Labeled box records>
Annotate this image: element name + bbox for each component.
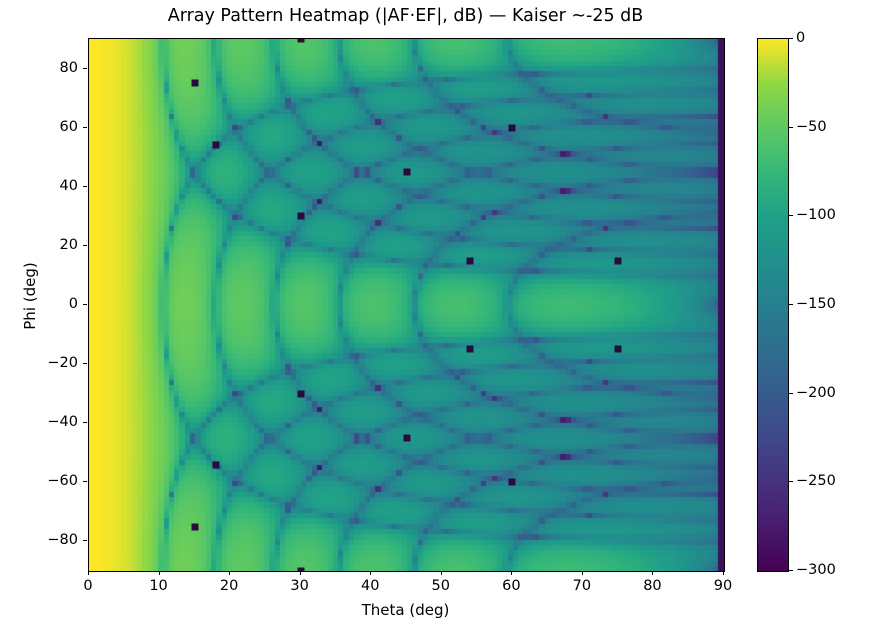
y-tick-label: 40 <box>60 178 78 194</box>
null-marker <box>297 38 304 43</box>
colorbar-tick-label: −200 <box>796 385 836 401</box>
null-marker <box>191 523 198 530</box>
colorbar-tick <box>789 215 793 216</box>
y-tick <box>83 481 87 482</box>
y-tick-label: −20 <box>47 355 78 371</box>
colorbar-tick-label: 0 <box>796 30 805 46</box>
y-tick <box>83 422 87 423</box>
colorbar-tick <box>789 570 793 571</box>
null-marker <box>213 142 220 149</box>
y-tick-label: −60 <box>47 473 78 489</box>
y-tick <box>83 68 87 69</box>
x-tick <box>652 571 653 575</box>
colorbar-tick <box>789 127 793 128</box>
x-tick <box>723 571 724 575</box>
colorbar-gradient <box>758 39 788 571</box>
x-tick-label: 40 <box>361 578 379 594</box>
colorbar-tick <box>789 38 793 39</box>
x-tick <box>88 571 89 575</box>
null-marker <box>297 568 304 573</box>
null-marker <box>297 390 304 397</box>
x-tick-label: 20 <box>220 578 238 594</box>
colorbar[interactable] <box>757 38 789 572</box>
y-tick-label: 0 <box>69 296 78 312</box>
y-tick-label: 80 <box>60 60 78 76</box>
null-marker-layer <box>89 39 724 571</box>
x-axis-label: Theta (deg) <box>88 601 723 619</box>
figure-canvas: Array Pattern Heatmap (|AF·EF|, dB) — Ka… <box>0 0 885 637</box>
y-axis-label: Phi (deg) <box>21 211 39 381</box>
x-tick-label: 30 <box>290 578 308 594</box>
y-tick <box>83 304 87 305</box>
null-marker <box>509 124 516 131</box>
x-tick-label: 0 <box>83 578 92 594</box>
null-marker <box>509 479 516 486</box>
x-tick-label: 50 <box>432 578 450 594</box>
colorbar-tick <box>789 304 793 305</box>
colorbar-tick-label: −100 <box>796 207 836 223</box>
y-tick <box>83 127 87 128</box>
x-tick <box>300 571 301 575</box>
x-tick <box>511 571 512 575</box>
y-tick-label: −40 <box>47 414 78 430</box>
y-tick <box>83 245 87 246</box>
y-tick-label: 60 <box>60 119 78 135</box>
null-marker <box>467 346 474 353</box>
y-tick <box>83 186 87 187</box>
null-marker <box>615 346 622 353</box>
null-marker <box>467 257 474 264</box>
y-tick-label: 20 <box>60 237 78 253</box>
null-marker <box>615 257 622 264</box>
null-marker <box>403 169 410 176</box>
x-tick-label: 80 <box>643 578 661 594</box>
x-tick <box>370 571 371 575</box>
colorbar-tick-label: −250 <box>796 473 836 489</box>
colorbar-tick-label: −150 <box>796 296 836 312</box>
x-tick <box>582 571 583 575</box>
y-tick <box>83 363 87 364</box>
null-marker <box>213 461 220 468</box>
x-tick-label: 60 <box>502 578 520 594</box>
page-title: Array Pattern Heatmap (|AF·EF|, dB) — Ka… <box>88 6 723 26</box>
y-tick-label: −80 <box>47 532 78 548</box>
x-tick <box>441 571 442 575</box>
x-tick <box>229 571 230 575</box>
colorbar-tick <box>789 481 793 482</box>
null-marker <box>403 435 410 442</box>
null-marker <box>297 213 304 220</box>
heatmap-plot-area[interactable] <box>88 38 725 572</box>
x-tick-label: 90 <box>714 578 732 594</box>
colorbar-tick-label: −50 <box>796 119 827 135</box>
colorbar-tick <box>789 393 793 394</box>
x-tick-label: 10 <box>149 578 167 594</box>
null-marker <box>191 80 198 87</box>
x-tick <box>159 571 160 575</box>
y-tick <box>83 540 87 541</box>
x-tick-label: 70 <box>573 578 591 594</box>
colorbar-tick-label: −300 <box>796 562 836 578</box>
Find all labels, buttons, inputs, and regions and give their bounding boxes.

Brief>
Extract every line of the data above verbatim, omitting the picture placeholders.

Exercise output>
Annotate this image: element name + bbox for each component.
y-tick-label: 40 <box>60 178 78 194</box>
null-marker <box>297 38 304 43</box>
colorbar-tick-label: −200 <box>796 385 836 401</box>
null-marker <box>191 523 198 530</box>
colorbar-tick <box>789 215 793 216</box>
y-tick <box>83 481 87 482</box>
y-tick-label: −20 <box>47 355 78 371</box>
colorbar-tick-label: 0 <box>796 30 805 46</box>
y-tick <box>83 422 87 423</box>
colorbar-tick <box>789 570 793 571</box>
null-marker <box>213 142 220 149</box>
y-tick-label: −60 <box>47 473 78 489</box>
y-tick <box>83 68 87 69</box>
x-tick <box>652 571 653 575</box>
colorbar-tick <box>789 127 793 128</box>
x-tick <box>723 571 724 575</box>
colorbar-gradient <box>758 39 788 571</box>
x-tick-label: 40 <box>361 578 379 594</box>
colorbar-tick <box>789 38 793 39</box>
x-tick <box>88 571 89 575</box>
null-marker <box>297 568 304 573</box>
null-marker <box>297 390 304 397</box>
x-tick-label: 20 <box>220 578 238 594</box>
colorbar[interactable] <box>757 38 789 572</box>
y-tick-label: 0 <box>69 296 78 312</box>
y-tick-label: 80 <box>60 60 78 76</box>
null-marker-layer <box>89 39 724 571</box>
x-axis-label: Theta (deg) <box>88 601 723 619</box>
figure-canvas: Array Pattern Heatmap (|AF·EF|, dB) — Ka… <box>0 0 885 637</box>
y-axis-label: Phi (deg) <box>21 211 39 381</box>
x-tick-label: 30 <box>290 578 308 594</box>
y-tick <box>83 304 87 305</box>
null-marker <box>509 124 516 131</box>
x-tick-label: 0 <box>83 578 92 594</box>
null-marker <box>509 479 516 486</box>
x-tick-label: 50 <box>432 578 450 594</box>
colorbar-tick <box>789 304 793 305</box>
colorbar-tick-label: −100 <box>796 207 836 223</box>
y-tick <box>83 127 87 128</box>
x-tick <box>300 571 301 575</box>
x-tick <box>511 571 512 575</box>
y-tick-label: −40 <box>47 414 78 430</box>
y-tick <box>83 245 87 246</box>
y-tick-label: 60 <box>60 119 78 135</box>
null-marker <box>467 346 474 353</box>
y-tick <box>83 186 87 187</box>
null-marker <box>615 346 622 353</box>
null-marker <box>467 257 474 264</box>
y-tick-label: 20 <box>60 237 78 253</box>
null-marker <box>615 257 622 264</box>
null-marker <box>403 169 410 176</box>
x-tick-label: 80 <box>643 578 661 594</box>
x-tick <box>370 571 371 575</box>
colorbar-tick-label: −250 <box>796 473 836 489</box>
colorbar-tick-label: −150 <box>796 296 836 312</box>
x-tick <box>582 571 583 575</box>
y-tick <box>83 363 87 364</box>
null-marker <box>213 461 220 468</box>
x-tick-label: 60 <box>502 578 520 594</box>
page-title: Array Pattern Heatmap (|AF·EF|, dB) — Ka… <box>88 6 723 26</box>
y-tick-label: −80 <box>47 532 78 548</box>
x-tick <box>441 571 442 575</box>
x-tick <box>229 571 230 575</box>
colorbar-tick <box>789 481 793 482</box>
null-marker <box>403 435 410 442</box>
null-marker <box>297 213 304 220</box>
heatmap-plot-area[interactable] <box>88 38 725 572</box>
x-tick-label: 90 <box>714 578 732 594</box>
colorbar-tick-label: −50 <box>796 119 827 135</box>
colorbar-tick <box>789 393 793 394</box>
x-tick-label: 10 <box>149 578 167 594</box>
null-marker <box>191 80 198 87</box>
x-tick <box>159 571 160 575</box>
y-tick <box>83 540 87 541</box>
x-tick-label: 70 <box>573 578 591 594</box>
colorbar-tick-label: −300 <box>796 562 836 578</box>
Find all labels, buttons, inputs, and regions and give their bounding boxes.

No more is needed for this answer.